The request:
Leave the pictures out, and retype all of the material exactly as written.
---------- Records shown ----------
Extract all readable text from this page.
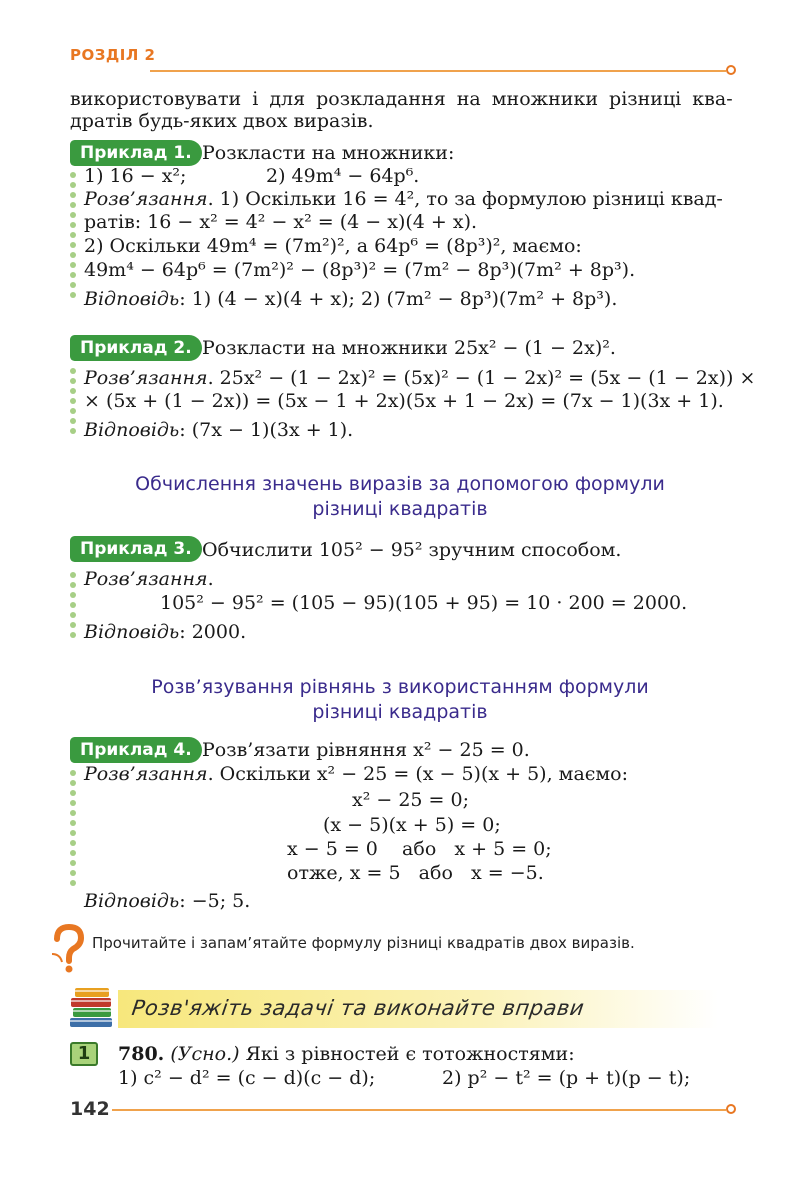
РОЗДІЛ 2
використовувати і для розкладання на множники різниці ква-
дратів будь-яких двох виразів.
Приклад 1. Розкласти на множники:
1) 16 − x²;	2) 49m⁴ − 64p⁶.
Розв’язання. 1) Оскільки 16 = 4², то за формулою різниці квад-
ратів: 16 − x² = 4² − x² = (4 − x)(4 + x).
2) Оскільки 49m⁴ = (7m²)², а 64p⁶ = (8p³)², маємо:
49m⁴ − 64p⁶ = (7m²)² − (8p³)² = (7m² − 8p³)(7m² + 8p³).
Відповідь: 1) (4 − x)(4 + x); 2) (7m² − 8p³)(7m² + 8p³).
Приклад 2. Розкласти на множники 25x² − (1 − 2x)².
Розв’язання. 25x² − (1 − 2x)² = (5x)² − (1 − 2x)² = (5x − (1 − 2x)) ×
× (5x + (1 − 2x)) = (5x − 1 + 2x)(5x + 1 − 2x) = (7x − 1)(3x + 1).
Відповідь: (7x − 1)(3x + 1).
Обчислення значень виразів за допомогою формули
різниці квадратів
Приклад 3. Обчислити 105² − 95² зручним способом.
Розв’язання.
105² − 95² = (105 − 95)(105 + 95) = 10 · 200 = 2000.
Відповідь: 2000.
Розв’язування рівнянь з використанням формули
різниці квадратів
Приклад 4. Розв’язати рівняння x² − 25 = 0.
Розв’язання. Оскільки x² − 25 = (x − 5)(x + 5), маємо:
x² − 25 = 0;
(x − 5)(x + 5) = 0;
x − 5 = 0    або   x + 5 = 0;
отже, x = 5   або   x = −5.
Відповідь: −5; 5.
Прочитайте і запам’ятайте формулу різниці квадратів двох виразів.
Розв'яжіть задачі та виконайте вправи
1	780. (Усно.) Які з рівностей є тотожностями:
1) c² − d² = (c − d)(c − d);	2) p² − t² = (p + t)(p − t);
142
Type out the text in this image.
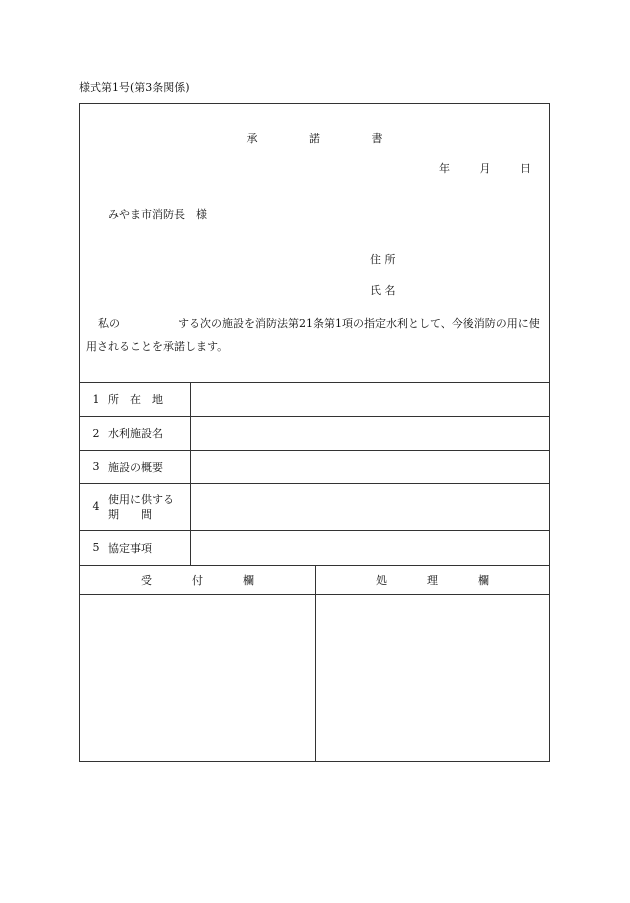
様式第1号(第3条関係)
承 諾 書
年	月	日
みやま市消防長　様
住 所
氏 名
私の	する次の施設を消防法第21条第1項の指定水利として、今後消防の用に使用されることを承諾します。
1 所　在　地
2 水利施設名
3 施設の概要
4
使用に供する
期　　間
5 協定事項
受付欄	処理欄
----------
Solved problem:
Extract all readable text from this page.
РОЗДІЛ 2
використовувати і для розкладання на множники різниці ква-
дратів будь-яких двох виразів.
Приклад 1. Розкласти на множники:
1) 16 − x²;	2) 49m⁴ − 64p⁶.
Розв’язання. 1) Оскільки 16 = 4², то за формулою різниці квад-
ратів: 16 − x² = 4² − x² = (4 − x)(4 + x).
2) Оскільки 49m⁴ = (7m²)², а 64p⁶ = (8p³)², маємо:
49m⁴ − 64p⁶ = (7m²)² − (8p³)² = (7m² − 8p³)(7m² + 8p³).
Відповідь: 1) (4 − x)(4 + x); 2) (7m² − 8p³)(7m² + 8p³).
Приклад 2. Розкласти на множники 25x² − (1 − 2x)².
Розв’язання. 25x² − (1 − 2x)² = (5x)² − (1 − 2x)² = (5x − (1 − 2x)) ×
× (5x + (1 − 2x)) = (5x − 1 + 2x)(5x + 1 − 2x) = (7x − 1)(3x + 1).
Відповідь: (7x − 1)(3x + 1).
Обчислення значень виразів за допомогою формули
різниці квадратів
Приклад 3. Обчислити 105² − 95² зручним способом.
Розв’язання.
105² − 95² = (105 − 95)(105 + 95) = 10 · 200 = 2000.
Відповідь: 2000.
Розв’язування рівнянь з використанням формули
різниці квадратів
Приклад 4. Розв’язати рівняння x² − 25 = 0.
Розв’язання. Оскільки x² − 25 = (x − 5)(x + 5), маємо:
x² − 25 = 0;
(x − 5)(x + 5) = 0;
x − 5 = 0    або   x + 5 = 0;
отже, x = 5   або   x = −5.
Відповідь: −5; 5.
Прочитайте і запам’ятайте формулу різниці квадратів двох виразів.
Розв'яжіть задачі та виконайте вправи
1	780. (Усно.) Які з рівностей є тотожностями:
1) c² − d² = (c − d)(c − d);	2) p² − t² = (p + t)(p − t);
142
Type out the text in this image.
様式第1号(第3条関係)
承 諾 書
年	月	日
みやま市消防長　様
住 所
氏 名
私の	する次の施設を消防法第21条第1項の指定水利として、今後消防の用に使用されることを承諾します。
1 所　在　地
2 水利施設名
3 施設の概要
4
使用に供する
期　　間
5 協定事項
受付欄	処理欄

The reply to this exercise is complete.